● **Task objective**: Report every line below that holds the word "circle".

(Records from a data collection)
# # #
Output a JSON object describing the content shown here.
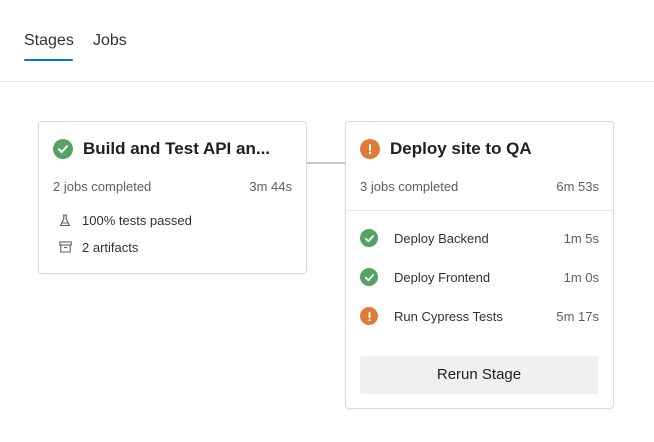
{
  "tabs": [
    {
      "label": "Stages",
      "active": true
    },
    {
      "label": "Jobs",
      "active": false
    }
  ],
  "colors": {
    "accent": "#0078d4",
    "success": "#55a362",
    "warning": "#e07b39"
  },
  "stages": [
    {
      "title": "Build and Test API an...",
      "status": "success",
      "status_icon": "check-circle-icon",
      "jobs_completed": "2 jobs completed",
      "duration": "3m 44s",
      "tests": {
        "icon": "flask-icon",
        "text": "100% tests passed"
      },
      "artifacts": {
        "icon": "archive-icon",
        "text": "2 artifacts"
      }
    },
    {
      "title": "Deploy site to QA",
      "status": "warning",
      "status_icon": "warning-circle-icon",
      "jobs_completed": "3 jobs completed",
      "duration": "6m 53s",
      "jobs": [
        {
          "name": "Deploy Backend",
          "duration": "1m 5s",
          "status": "success",
          "icon": "check-circle-icon"
        },
        {
          "name": "Deploy Frontend",
          "duration": "1m 0s",
          "status": "success",
          "icon": "check-circle-icon"
        },
        {
          "name": "Run Cypress Tests",
          "duration": "5m 17s",
          "status": "warning",
          "icon": "warning-circle-icon"
        }
      ],
      "rerun_label": "Rerun Stage"
    }
  ]
}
# # #
● **The solution**:
      "status_icon": "check-circle-icon",
      "status_icon": "warning-circle-icon",
          "icon": "check-circle-icon"
          "icon": "check-circle-icon"
          "icon": "warning-circle-icon"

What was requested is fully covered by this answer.